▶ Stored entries

------------------------------------------------

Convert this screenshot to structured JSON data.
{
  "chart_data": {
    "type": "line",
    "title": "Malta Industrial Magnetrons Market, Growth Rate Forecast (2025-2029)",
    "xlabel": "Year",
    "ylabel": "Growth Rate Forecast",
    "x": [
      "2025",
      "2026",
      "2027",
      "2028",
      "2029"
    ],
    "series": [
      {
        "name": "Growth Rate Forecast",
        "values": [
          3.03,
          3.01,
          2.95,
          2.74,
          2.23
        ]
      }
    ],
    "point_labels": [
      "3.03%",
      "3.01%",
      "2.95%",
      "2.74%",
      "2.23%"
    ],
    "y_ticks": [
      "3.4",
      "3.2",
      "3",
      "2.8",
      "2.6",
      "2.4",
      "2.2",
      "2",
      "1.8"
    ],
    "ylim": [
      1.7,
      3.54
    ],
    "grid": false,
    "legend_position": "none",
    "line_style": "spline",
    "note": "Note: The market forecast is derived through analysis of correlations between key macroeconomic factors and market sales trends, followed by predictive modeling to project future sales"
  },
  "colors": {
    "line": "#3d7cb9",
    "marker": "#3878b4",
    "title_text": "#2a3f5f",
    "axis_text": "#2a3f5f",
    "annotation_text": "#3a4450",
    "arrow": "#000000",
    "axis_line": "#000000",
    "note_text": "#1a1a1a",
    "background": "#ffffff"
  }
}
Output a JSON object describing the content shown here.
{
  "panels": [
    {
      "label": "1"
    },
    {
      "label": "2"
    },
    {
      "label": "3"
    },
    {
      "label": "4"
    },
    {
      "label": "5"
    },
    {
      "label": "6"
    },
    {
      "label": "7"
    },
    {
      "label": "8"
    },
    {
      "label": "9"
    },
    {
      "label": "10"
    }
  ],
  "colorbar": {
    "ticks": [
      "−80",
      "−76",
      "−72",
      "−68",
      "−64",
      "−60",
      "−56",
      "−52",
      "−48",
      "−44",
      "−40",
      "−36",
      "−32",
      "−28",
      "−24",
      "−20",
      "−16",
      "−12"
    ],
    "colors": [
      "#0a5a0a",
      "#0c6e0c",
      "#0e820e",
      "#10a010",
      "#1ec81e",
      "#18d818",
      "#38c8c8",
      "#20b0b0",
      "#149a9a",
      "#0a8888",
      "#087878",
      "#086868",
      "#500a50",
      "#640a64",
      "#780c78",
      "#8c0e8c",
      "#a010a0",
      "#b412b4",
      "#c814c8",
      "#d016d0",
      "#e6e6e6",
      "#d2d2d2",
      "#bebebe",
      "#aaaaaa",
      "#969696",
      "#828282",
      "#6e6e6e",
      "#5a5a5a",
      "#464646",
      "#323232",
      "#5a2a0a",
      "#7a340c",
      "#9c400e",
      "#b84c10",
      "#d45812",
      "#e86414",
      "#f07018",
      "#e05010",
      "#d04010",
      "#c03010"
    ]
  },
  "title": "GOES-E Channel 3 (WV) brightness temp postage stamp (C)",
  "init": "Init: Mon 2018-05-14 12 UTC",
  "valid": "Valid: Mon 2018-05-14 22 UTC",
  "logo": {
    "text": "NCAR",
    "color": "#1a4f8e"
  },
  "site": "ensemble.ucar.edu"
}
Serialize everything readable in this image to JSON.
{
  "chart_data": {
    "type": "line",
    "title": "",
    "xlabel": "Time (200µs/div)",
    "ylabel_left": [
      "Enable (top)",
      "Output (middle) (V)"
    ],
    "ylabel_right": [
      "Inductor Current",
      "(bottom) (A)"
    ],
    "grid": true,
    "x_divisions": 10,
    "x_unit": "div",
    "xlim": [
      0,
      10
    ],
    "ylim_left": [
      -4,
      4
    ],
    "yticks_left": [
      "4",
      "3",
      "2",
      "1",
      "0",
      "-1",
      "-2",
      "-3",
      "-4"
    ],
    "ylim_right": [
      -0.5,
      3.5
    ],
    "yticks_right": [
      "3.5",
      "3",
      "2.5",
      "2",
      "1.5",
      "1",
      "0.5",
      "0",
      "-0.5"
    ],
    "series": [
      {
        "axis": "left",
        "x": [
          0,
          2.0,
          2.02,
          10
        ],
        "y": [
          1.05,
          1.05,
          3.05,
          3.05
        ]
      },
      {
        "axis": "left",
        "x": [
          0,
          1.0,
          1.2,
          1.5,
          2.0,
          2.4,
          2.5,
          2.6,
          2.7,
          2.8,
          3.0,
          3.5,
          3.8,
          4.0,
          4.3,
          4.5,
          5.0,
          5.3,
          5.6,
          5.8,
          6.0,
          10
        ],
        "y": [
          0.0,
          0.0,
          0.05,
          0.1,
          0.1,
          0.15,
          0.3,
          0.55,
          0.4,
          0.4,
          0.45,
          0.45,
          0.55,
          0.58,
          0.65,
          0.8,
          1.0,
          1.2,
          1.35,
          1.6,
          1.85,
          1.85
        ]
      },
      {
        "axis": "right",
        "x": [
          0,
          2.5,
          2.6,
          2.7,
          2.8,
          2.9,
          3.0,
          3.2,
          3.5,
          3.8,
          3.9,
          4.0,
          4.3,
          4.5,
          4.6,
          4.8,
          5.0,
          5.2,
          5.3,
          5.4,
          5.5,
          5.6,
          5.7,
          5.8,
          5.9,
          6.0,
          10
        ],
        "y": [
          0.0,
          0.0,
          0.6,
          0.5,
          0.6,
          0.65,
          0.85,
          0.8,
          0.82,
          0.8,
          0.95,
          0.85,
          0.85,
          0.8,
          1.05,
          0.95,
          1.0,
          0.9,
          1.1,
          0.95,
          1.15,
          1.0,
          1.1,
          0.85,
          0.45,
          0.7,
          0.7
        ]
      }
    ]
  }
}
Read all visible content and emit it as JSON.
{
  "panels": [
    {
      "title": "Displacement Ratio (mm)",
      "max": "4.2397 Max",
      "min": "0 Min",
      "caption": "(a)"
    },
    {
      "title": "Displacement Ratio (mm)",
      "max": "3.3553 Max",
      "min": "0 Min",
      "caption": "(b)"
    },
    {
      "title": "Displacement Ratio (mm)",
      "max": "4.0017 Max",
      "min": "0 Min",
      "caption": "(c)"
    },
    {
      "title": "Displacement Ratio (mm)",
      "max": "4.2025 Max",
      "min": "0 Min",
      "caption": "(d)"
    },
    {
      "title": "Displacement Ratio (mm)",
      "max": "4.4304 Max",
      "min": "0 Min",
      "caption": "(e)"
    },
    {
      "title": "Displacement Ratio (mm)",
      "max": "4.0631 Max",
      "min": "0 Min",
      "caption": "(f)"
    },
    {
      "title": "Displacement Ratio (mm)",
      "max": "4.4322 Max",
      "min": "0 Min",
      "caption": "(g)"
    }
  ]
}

------------------------------------------------

▶ Exercise description
Repeat only the stretch of lines that begins at the line containing "Read all visible content and emit it as JSON." and ends at the last line above, both included.

▶ The response
Read all visible content and emit it as JSON.
{
  "panels": [
    {
      "title": "Displacement Ratio (mm)",
      "max": "4.2397 Max",
      "min": "0 Min",
      "caption": "(a)"
    },
    {
      "title": "Displacement Ratio (mm)",
      "max": "3.3553 Max",
      "min": "0 Min",
      "caption": "(b)"
    },
    {
      "title": "Displacement Ratio (mm)",
      "max": "4.0017 Max",
      "min": "0 Min",
      "caption": "(c)"
    },
    {
      "title": "Displacement Ratio (mm)",
      "max": "4.2025 Max",
      "min": "0 Min",
      "caption": "(d)"
    },
    {
      "title": "Displacement Ratio (mm)",
      "max": "4.4304 Max",
      "min": "0 Min",
      "caption": "(e)"
    },
    {
      "title": "Displacement Ratio (mm)",
      "max": "4.0631 Max",
      "min": "0 Min",
      "caption": "(f)"
    },
    {
      "title": "Displacement Ratio (mm)",
      "max": "4.4322 Max",
      "min": "0 Min",
      "caption": "(g)"
    }
  ]
}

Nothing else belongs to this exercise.